> _WRITTEN PROBLEM_: Find every line below that contains the word "procedure" and copy it out.

Data records:
————————

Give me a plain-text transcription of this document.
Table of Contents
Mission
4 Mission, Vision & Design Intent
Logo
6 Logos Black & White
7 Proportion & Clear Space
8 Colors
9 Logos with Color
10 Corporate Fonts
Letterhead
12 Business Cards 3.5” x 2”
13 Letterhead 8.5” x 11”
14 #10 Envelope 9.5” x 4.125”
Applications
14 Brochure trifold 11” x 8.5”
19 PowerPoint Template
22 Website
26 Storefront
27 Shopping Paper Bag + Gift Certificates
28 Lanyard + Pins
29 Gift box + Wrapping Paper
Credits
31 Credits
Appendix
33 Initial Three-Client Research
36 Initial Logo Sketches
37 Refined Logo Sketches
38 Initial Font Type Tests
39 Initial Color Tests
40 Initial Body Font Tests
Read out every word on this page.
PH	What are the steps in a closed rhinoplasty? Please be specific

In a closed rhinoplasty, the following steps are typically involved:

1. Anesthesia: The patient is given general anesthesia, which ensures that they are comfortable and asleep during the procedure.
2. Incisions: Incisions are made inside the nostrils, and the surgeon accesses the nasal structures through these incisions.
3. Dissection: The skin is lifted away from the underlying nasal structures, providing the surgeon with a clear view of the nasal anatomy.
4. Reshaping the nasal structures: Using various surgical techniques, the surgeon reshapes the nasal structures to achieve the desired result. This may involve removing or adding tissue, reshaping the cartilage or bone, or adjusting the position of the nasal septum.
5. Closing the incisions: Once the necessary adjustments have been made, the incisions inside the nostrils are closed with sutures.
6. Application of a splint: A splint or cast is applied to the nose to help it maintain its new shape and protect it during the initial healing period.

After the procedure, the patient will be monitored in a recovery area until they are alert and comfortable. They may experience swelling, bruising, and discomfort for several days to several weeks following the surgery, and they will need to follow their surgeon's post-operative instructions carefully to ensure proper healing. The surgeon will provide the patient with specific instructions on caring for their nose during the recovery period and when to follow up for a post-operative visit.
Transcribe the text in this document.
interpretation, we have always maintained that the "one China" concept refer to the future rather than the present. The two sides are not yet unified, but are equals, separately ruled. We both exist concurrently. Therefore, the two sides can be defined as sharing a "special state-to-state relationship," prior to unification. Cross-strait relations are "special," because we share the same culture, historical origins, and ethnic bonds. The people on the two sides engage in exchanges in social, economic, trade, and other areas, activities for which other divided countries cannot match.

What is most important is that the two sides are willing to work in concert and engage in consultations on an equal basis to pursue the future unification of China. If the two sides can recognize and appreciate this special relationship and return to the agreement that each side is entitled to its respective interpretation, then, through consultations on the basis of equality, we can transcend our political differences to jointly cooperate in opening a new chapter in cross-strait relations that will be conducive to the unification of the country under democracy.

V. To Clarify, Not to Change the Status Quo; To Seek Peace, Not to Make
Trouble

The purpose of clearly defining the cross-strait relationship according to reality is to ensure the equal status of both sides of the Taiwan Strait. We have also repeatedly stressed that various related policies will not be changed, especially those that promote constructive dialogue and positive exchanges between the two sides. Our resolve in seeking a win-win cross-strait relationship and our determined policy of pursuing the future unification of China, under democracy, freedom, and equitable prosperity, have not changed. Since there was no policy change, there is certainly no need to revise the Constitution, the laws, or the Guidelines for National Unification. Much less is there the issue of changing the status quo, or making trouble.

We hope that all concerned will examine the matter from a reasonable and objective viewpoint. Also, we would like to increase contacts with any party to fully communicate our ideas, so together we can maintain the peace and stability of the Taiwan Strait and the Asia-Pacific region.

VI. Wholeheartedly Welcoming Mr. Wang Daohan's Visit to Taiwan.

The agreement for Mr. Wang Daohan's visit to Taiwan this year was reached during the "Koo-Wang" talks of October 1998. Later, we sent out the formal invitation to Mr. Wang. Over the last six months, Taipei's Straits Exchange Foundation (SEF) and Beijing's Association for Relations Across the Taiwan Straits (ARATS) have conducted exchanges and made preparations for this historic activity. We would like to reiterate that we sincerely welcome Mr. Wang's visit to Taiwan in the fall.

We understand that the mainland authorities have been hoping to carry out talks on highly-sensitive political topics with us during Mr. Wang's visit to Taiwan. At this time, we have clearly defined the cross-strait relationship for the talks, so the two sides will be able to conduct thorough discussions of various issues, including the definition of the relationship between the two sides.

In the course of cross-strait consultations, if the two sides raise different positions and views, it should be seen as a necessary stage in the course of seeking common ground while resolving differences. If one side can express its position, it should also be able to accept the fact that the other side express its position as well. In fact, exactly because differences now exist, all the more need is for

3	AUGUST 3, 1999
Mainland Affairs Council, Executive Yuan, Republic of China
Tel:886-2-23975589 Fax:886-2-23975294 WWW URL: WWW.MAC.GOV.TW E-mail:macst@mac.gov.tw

————————

> _EXERCISE RESPONSE_:
1. Anesthesia: The patient is given general anesthesia, which ensures that they are comfortable and asleep during the procedure.
After the procedure, the patient will be monitored in a recovery area until they are alert and comfortable. They may experience swelling, bruising, and discomfort for several days to several weeks following the surgery, and they will need to follow their surgeon's post-operative instructions carefully to ensure proper healing. The surgeon will provide the patient with specific instructions on caring for their nose during the recovery period and when to follow up for a post-operative visit.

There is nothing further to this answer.